:: Data in this exercise ::

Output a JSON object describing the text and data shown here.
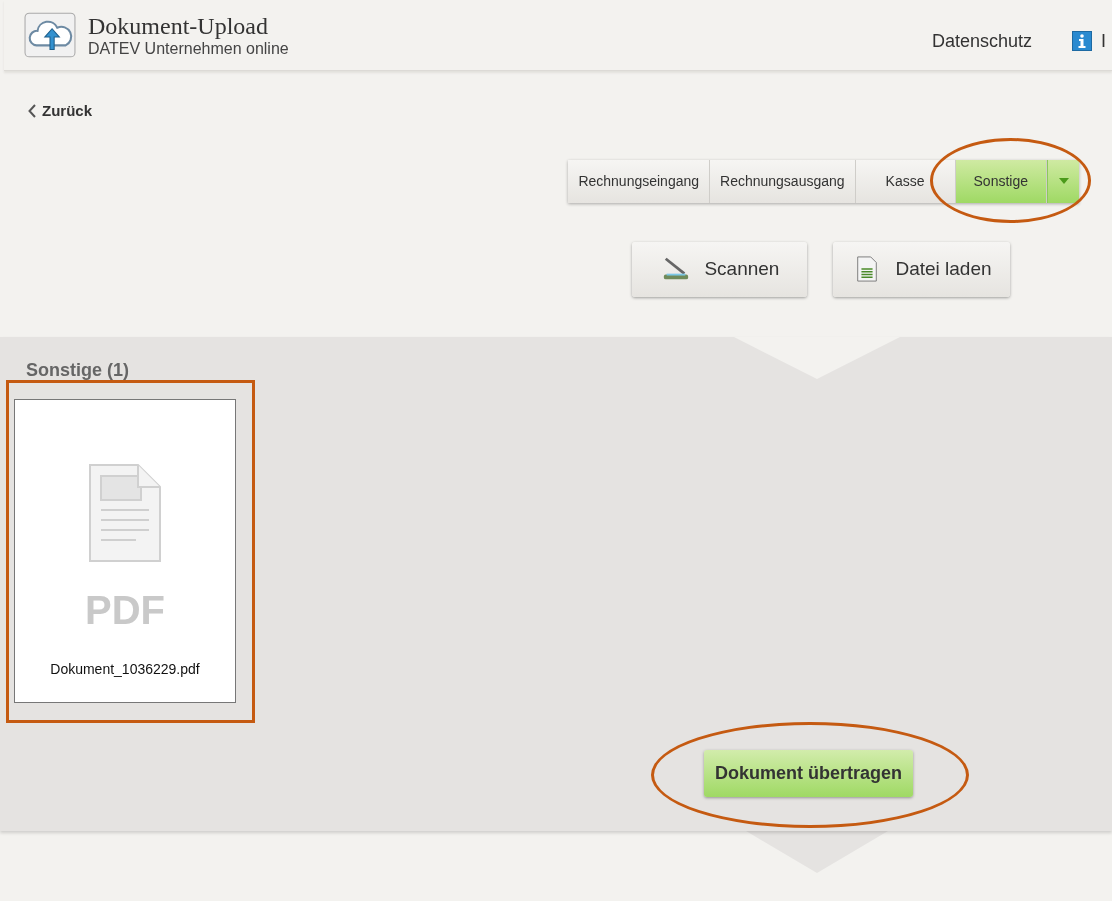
{
  "header": {
    "title": "Dokument-Upload",
    "subtitle": "DATEV Unternehmen online",
    "links": [
      {
        "label": "Datenschutz",
        "kind": "text"
      },
      {
        "label": "I",
        "kind": "info"
      }
    ]
  },
  "back_link": "Zurück",
  "document_types": {
    "highlighted": true,
    "items": [
      {
        "label": "Rechnungseingang",
        "selected": false
      },
      {
        "label": "Rechnungsausgang",
        "selected": false
      },
      {
        "label": "Kasse",
        "selected": false
      },
      {
        "label": "Sonstige",
        "selected": true
      }
    ]
  },
  "actions": [
    {
      "label": "Scannen",
      "kind": "scan"
    },
    {
      "label": "Datei laden",
      "kind": "file"
    }
  ],
  "section": {
    "title": "Sonstige (1)",
    "documents": [
      {
        "file_type": "PDF",
        "filename": "Dokument_1036229.pdf",
        "highlighted": true
      }
    ]
  },
  "transfer_button": {
    "label": "Dokument übertragen",
    "highlighted": true
  }
}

:: Task brief ::
Without the pictures, print the records in full, exactly as they appear.

:: Solved problem ::
Output a JSON object describing the text and data shown here.
{
  "header": {
    "title": "Dokument-Upload",
    "subtitle": "DATEV Unternehmen online",
    "links": [
      {
        "label": "Datenschutz",
        "kind": "text"
      },
      {
        "label": "I",
        "kind": "info"
      }
    ]
  },
  "back_link": "Zurück",
  "document_types": {
    "highlighted": true,
    "items": [
      {
        "label": "Rechnungseingang",
        "selected": false
      },
      {
        "label": "Rechnungsausgang",
        "selected": false
      },
      {
        "label": "Kasse",
        "selected": false
      },
      {
        "label": "Sonstige",
        "selected": true
      }
    ]
  },
  "actions": [
    {
      "label": "Scannen",
      "kind": "scan"
    },
    {
      "label": "Datei laden",
      "kind": "file"
    }
  ],
  "section": {
    "title": "Sonstige (1)",
    "documents": [
      {
        "file_type": "PDF",
        "filename": "Dokument_1036229.pdf",
        "highlighted": true
      }
    ]
  },
  "transfer_button": {
    "label": "Dokument übertragen",
    "highlighted": true
  }
}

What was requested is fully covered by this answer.